Stored records -
────────────────
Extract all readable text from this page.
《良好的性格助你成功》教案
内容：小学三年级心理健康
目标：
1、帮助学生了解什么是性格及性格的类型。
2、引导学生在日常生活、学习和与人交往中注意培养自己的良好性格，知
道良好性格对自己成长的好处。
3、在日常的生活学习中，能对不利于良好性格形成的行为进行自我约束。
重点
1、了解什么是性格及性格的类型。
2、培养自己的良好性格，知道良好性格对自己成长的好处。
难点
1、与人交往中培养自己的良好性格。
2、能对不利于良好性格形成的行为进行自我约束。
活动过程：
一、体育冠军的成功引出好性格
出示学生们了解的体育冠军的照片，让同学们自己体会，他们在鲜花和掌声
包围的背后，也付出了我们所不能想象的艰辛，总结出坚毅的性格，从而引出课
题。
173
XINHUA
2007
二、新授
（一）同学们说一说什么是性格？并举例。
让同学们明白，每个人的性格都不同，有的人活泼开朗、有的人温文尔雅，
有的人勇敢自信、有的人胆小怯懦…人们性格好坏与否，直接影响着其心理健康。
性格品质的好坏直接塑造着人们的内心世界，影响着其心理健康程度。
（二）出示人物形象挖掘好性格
────────────────
Job - Take the entries above and transcribe them exactly.

Output for this exercise -
Extract all readable text from this page.
《良好的性格助你成功》教案
内容：小学三年级心理健康
目标：
1、帮助学生了解什么是性格及性格的类型。
2、引导学生在日常生活、学习和与人交往中注意培养自己的良好性格，知
道良好性格对自己成长的好处。
3、在日常的生活学习中，能对不利于良好性格形成的行为进行自我约束。
重点
1、了解什么是性格及性格的类型。
2、培养自己的良好性格，知道良好性格对自己成长的好处。
难点
1、与人交往中培养自己的良好性格。
2、能对不利于良好性格形成的行为进行自我约束。
活动过程：
一、体育冠军的成功引出好性格
出示学生们了解的体育冠军的照片，让同学们自己体会，他们在鲜花和掌声
包围的背后，也付出了我们所不能想象的艰辛，总结出坚毅的性格，从而引出课
题。
173
XINHUA
2007
二、新授
（一）同学们说一说什么是性格？并举例。
让同学们明白，每个人的性格都不同，有的人活泼开朗、有的人温文尔雅，
有的人勇敢自信、有的人胆小怯懦…人们性格好坏与否，直接影响着其心理健康。
性格品质的好坏直接塑造着人们的内心世界，影响着其心理健康程度。
（二）出示人物形象挖掘好性格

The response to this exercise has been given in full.